*Problem*
Write each line out again exactly as written.

[Data excerpts]
** begin **

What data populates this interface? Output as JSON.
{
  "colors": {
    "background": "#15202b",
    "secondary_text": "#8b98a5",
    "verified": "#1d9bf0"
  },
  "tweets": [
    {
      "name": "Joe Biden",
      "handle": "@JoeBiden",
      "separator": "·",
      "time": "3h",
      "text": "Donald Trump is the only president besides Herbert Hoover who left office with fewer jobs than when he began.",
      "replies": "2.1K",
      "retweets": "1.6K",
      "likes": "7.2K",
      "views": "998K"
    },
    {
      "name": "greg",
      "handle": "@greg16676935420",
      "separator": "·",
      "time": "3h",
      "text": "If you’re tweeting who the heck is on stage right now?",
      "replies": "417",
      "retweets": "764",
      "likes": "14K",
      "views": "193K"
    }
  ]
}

** end **

*Problem solution*
What data populates this interface? Output as JSON.
{
  "colors": {
    "background": "#15202b",
    "secondary_text": "#8b98a5",
    "verified": "#1d9bf0"
  },
  "tweets": [
    {
      "name": "Joe Biden",
      "handle": "@JoeBiden",
      "separator": "·",
      "time": "3h",
      "text": "Donald Trump is the only president besides Herbert Hoover who left office with fewer jobs than when he began.",
      "replies": "2.1K",
      "retweets": "1.6K",
      "likes": "7.2K",
      "views": "998K"
    },
    {
      "name": "greg",
      "handle": "@greg16676935420",
      "separator": "·",
      "time": "3h",
      "text": "If you’re tweeting who the heck is on stage right now?",
      "replies": "417",
      "retweets": "764",
      "likes": "14K",
      "views": "193K"
    }
  ]
}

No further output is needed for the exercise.